[Source data]
+===+
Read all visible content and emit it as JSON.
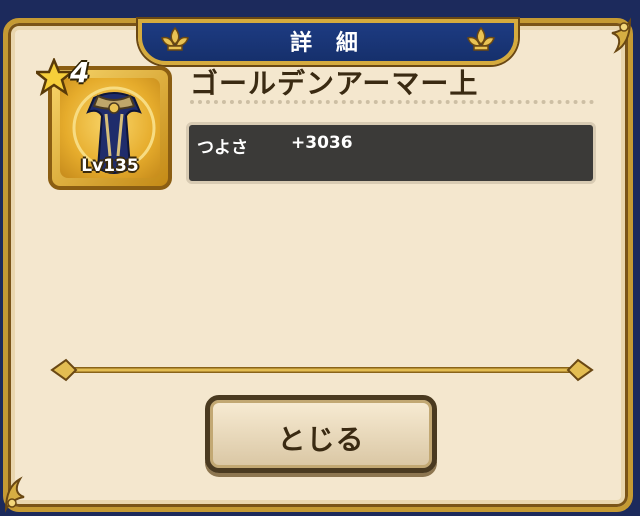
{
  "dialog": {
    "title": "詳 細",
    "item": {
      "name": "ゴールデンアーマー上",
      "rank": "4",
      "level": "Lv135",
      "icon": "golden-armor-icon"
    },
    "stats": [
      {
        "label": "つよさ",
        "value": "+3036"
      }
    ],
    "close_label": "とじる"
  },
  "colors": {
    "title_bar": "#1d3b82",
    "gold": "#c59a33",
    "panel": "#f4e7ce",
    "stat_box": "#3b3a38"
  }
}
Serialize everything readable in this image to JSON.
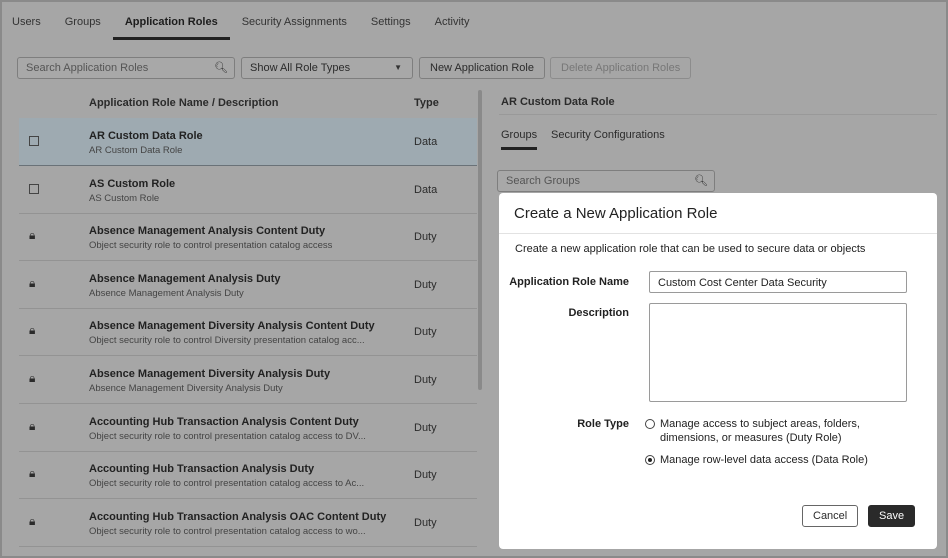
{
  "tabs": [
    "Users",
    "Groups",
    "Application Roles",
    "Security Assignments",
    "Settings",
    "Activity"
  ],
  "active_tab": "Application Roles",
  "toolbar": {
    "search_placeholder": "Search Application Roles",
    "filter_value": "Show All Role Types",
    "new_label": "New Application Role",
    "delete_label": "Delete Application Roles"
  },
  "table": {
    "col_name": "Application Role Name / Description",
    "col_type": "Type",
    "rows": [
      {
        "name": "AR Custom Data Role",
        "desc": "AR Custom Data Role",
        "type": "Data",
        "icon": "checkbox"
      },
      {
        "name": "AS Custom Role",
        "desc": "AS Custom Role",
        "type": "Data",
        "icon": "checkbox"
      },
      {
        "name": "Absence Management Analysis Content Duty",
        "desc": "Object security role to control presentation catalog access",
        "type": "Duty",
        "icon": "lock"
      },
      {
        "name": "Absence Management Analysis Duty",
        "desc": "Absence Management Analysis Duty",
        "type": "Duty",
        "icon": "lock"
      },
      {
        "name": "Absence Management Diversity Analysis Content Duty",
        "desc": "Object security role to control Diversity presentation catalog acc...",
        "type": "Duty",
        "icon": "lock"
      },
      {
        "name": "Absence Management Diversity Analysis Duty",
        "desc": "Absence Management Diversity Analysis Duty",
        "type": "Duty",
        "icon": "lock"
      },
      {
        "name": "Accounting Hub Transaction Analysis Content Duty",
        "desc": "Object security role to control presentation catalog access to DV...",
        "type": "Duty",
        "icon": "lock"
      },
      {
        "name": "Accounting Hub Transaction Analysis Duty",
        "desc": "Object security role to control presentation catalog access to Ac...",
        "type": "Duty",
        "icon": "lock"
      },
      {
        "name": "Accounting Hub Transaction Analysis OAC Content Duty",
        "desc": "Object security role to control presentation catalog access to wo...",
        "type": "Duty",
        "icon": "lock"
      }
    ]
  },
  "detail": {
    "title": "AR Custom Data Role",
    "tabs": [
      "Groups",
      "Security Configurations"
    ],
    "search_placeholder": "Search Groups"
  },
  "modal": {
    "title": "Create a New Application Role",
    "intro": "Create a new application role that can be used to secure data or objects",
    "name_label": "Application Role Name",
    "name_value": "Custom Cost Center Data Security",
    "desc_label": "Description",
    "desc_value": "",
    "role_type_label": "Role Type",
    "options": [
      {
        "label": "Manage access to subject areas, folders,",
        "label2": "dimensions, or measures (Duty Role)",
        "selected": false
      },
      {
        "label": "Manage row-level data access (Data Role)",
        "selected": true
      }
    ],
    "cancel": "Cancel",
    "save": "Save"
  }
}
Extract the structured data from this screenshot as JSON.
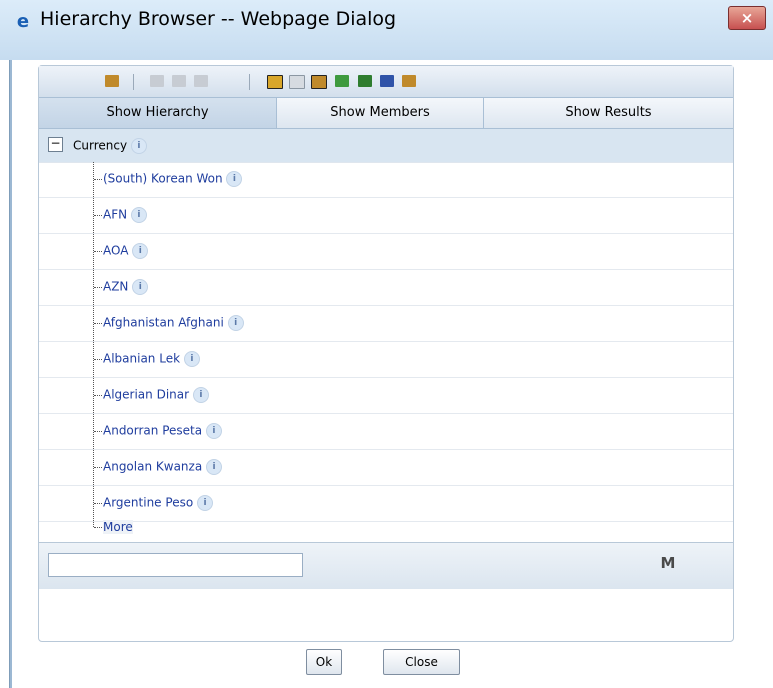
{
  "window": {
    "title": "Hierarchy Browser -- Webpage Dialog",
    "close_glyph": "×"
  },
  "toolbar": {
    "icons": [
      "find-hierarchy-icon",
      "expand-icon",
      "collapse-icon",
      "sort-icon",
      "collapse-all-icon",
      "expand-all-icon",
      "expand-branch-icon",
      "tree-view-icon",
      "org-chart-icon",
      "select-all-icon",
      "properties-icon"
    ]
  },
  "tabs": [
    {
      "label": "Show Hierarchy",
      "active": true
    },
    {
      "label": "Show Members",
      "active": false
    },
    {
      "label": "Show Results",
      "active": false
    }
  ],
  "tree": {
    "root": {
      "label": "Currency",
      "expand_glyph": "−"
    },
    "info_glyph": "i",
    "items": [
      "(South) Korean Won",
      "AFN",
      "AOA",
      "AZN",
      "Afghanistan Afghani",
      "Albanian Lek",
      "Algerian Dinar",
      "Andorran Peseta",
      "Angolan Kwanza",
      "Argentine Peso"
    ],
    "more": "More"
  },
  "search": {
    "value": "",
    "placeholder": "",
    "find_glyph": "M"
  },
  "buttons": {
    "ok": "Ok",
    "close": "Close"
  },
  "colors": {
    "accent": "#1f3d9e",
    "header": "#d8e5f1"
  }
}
+===+
• Set task
Within the listing above, find every line containing the string "Create" and return it.

• The response
    "title": "Create a New Application Role",
    "intro": "Create a new application role that can be used to secure data or objects",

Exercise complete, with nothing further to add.